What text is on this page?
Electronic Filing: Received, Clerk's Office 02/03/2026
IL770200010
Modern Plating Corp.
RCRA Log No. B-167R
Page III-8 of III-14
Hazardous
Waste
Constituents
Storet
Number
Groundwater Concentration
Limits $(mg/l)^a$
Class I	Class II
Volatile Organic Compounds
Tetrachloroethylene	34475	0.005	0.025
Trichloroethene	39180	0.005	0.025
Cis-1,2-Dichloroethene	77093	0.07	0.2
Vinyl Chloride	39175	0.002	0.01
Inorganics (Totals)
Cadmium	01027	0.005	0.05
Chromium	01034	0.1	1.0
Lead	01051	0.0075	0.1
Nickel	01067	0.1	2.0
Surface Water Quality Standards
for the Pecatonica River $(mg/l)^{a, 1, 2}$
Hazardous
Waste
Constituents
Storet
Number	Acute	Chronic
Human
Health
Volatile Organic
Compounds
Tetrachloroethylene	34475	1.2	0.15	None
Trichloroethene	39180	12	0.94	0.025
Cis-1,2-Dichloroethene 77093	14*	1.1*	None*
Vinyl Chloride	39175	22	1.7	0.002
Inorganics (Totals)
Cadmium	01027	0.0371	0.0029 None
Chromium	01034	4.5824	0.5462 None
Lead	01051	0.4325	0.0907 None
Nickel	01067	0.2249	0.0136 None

------------------------------------------------------------

* Your instructions *
Filter the records, keeping only lines that contain "Vinyl", and show those lines.

* Task response *
Vinyl Chloride	39175	0.002	0.01
Vinyl Chloride	39175	22	1.7	0.002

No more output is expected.